### Short problem
Exactly repeat the material, dropping every picture from the copy.

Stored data
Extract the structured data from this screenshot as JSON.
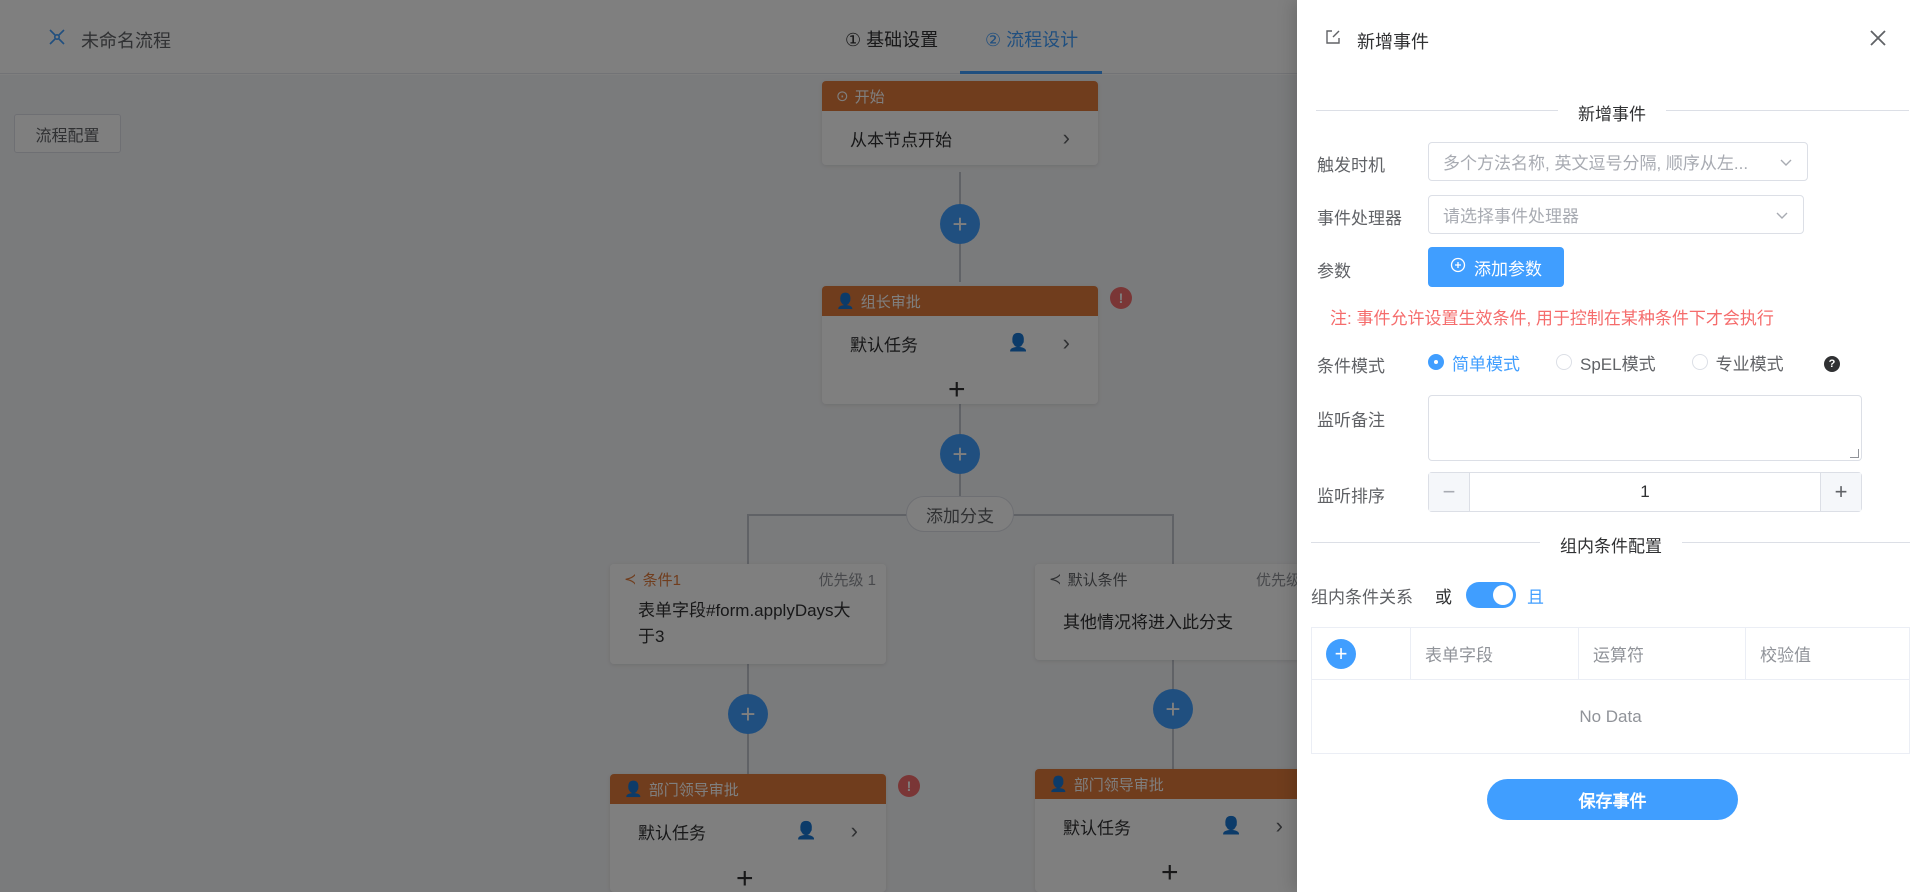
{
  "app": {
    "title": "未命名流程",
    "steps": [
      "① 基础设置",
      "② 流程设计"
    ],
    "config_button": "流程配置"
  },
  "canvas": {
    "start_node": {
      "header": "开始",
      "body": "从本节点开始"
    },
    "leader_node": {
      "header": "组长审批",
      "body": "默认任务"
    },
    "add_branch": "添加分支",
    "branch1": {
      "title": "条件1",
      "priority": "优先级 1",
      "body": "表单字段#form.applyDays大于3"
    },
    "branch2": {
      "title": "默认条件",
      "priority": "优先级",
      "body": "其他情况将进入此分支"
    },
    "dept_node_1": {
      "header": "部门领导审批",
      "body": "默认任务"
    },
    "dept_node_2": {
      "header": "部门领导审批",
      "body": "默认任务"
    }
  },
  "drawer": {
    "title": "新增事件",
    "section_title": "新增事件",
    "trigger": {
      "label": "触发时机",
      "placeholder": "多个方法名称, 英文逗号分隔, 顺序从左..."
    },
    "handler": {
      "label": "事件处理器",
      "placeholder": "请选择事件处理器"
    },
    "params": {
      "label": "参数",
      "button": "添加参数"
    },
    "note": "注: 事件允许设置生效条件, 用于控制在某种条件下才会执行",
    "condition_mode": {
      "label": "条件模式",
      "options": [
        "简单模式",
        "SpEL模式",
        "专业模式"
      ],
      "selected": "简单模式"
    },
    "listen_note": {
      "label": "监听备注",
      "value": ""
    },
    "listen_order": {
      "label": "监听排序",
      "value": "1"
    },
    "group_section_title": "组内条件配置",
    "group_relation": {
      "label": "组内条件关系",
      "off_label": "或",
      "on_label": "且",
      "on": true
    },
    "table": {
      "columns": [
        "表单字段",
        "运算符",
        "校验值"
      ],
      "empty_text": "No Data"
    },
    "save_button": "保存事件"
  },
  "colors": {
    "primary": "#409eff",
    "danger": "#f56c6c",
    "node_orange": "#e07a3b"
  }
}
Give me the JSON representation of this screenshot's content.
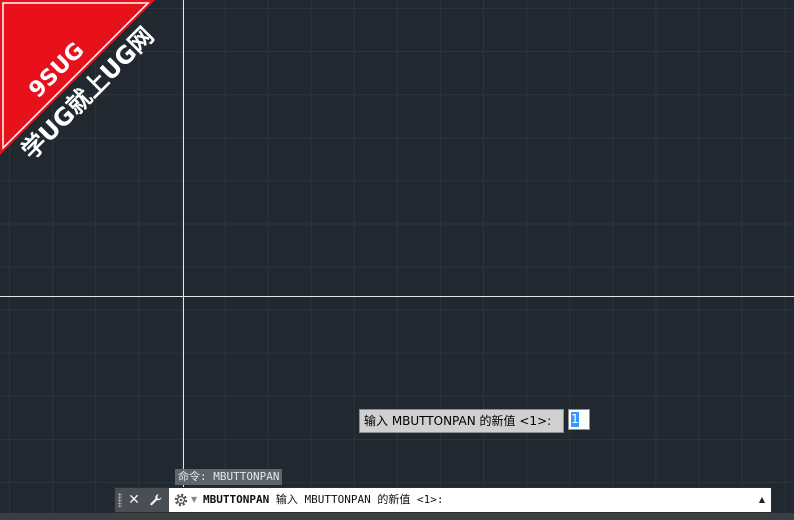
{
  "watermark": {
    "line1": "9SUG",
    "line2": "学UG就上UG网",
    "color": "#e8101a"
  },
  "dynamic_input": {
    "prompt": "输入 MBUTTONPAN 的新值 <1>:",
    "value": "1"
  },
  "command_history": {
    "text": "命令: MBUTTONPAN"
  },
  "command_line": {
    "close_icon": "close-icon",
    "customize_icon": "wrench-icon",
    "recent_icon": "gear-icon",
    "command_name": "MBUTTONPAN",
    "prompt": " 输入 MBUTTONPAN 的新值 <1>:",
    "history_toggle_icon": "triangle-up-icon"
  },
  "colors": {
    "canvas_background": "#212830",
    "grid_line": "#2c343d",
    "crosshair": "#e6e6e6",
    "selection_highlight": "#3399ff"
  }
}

### Response
Extract the structured data from this screenshot as JSON.
{
  "app": {
    "title": "未命名流程",
    "steps": [
      "① 基础设置",
      "② 流程设计"
    ],
    "config_button": "流程配置"
  },
  "canvas": {
    "start_node": {
      "header": "开始",
      "body": "从本节点开始"
    },
    "leader_node": {
      "header": "组长审批",
      "body": "默认任务"
    },
    "add_branch": "添加分支",
    "branch1": {
      "title": "条件1",
      "priority": "优先级 1",
      "body": "表单字段#form.applyDays大于3"
    },
    "branch2": {
      "title": "默认条件",
      "priority": "优先级",
      "body": "其他情况将进入此分支"
    },
    "dept_node_1": {
      "header": "部门领导审批",
      "body": "默认任务"
    },
    "dept_node_2": {
      "header": "部门领导审批",
      "body": "默认任务"
    }
  },
  "drawer": {
    "title": "新增事件",
    "section_title": "新增事件",
    "trigger": {
      "label": "触发时机",
      "placeholder": "多个方法名称, 英文逗号分隔, 顺序从左..."
    },
    "handler": {
      "label": "事件处理器",
      "placeholder": "请选择事件处理器"
    },
    "params": {
      "label": "参数",
      "button": "添加参数"
    },
    "note": "注: 事件允许设置生效条件, 用于控制在某种条件下才会执行",
    "condition_mode": {
      "label": "条件模式",
      "options": [
        "简单模式",
        "SpEL模式",
        "专业模式"
      ],
      "selected": "简单模式"
    },
    "listen_note": {
      "label": "监听备注",
      "value": ""
    },
    "listen_order": {
      "label": "监听排序",
      "value": "1"
    },
    "group_section_title": "组内条件配置",
    "group_relation": {
      "label": "组内条件关系",
      "off_label": "或",
      "on_label": "且",
      "on": true
    },
    "table": {
      "columns": [
        "表单字段",
        "运算符",
        "校验值"
      ],
      "empty_text": "No Data"
    },
    "save_button": "保存事件"
  },
  "colors": {
    "primary": "#409eff",
    "danger": "#f56c6c",
    "node_orange": "#e07a3b"
  }
}
Give me the JSON representation of this screenshot's content.
{
  "watermark": {
    "line1": "9SUG",
    "line2": "学UG就上UG网",
    "color": "#e8101a"
  },
  "dynamic_input": {
    "prompt": "输入 MBUTTONPAN 的新值 <1>:",
    "value": "1"
  },
  "command_history": {
    "text": "命令: MBUTTONPAN"
  },
  "command_line": {
    "close_icon": "close-icon",
    "customize_icon": "wrench-icon",
    "recent_icon": "gear-icon",
    "command_name": "MBUTTONPAN",
    "prompt": " 输入 MBUTTONPAN 的新值 <1>:",
    "history_toggle_icon": "triangle-up-icon"
  },
  "colors": {
    "canvas_background": "#212830",
    "grid_line": "#2c343d",
    "crosshair": "#e6e6e6",
    "selection_highlight": "#3399ff"
  }
}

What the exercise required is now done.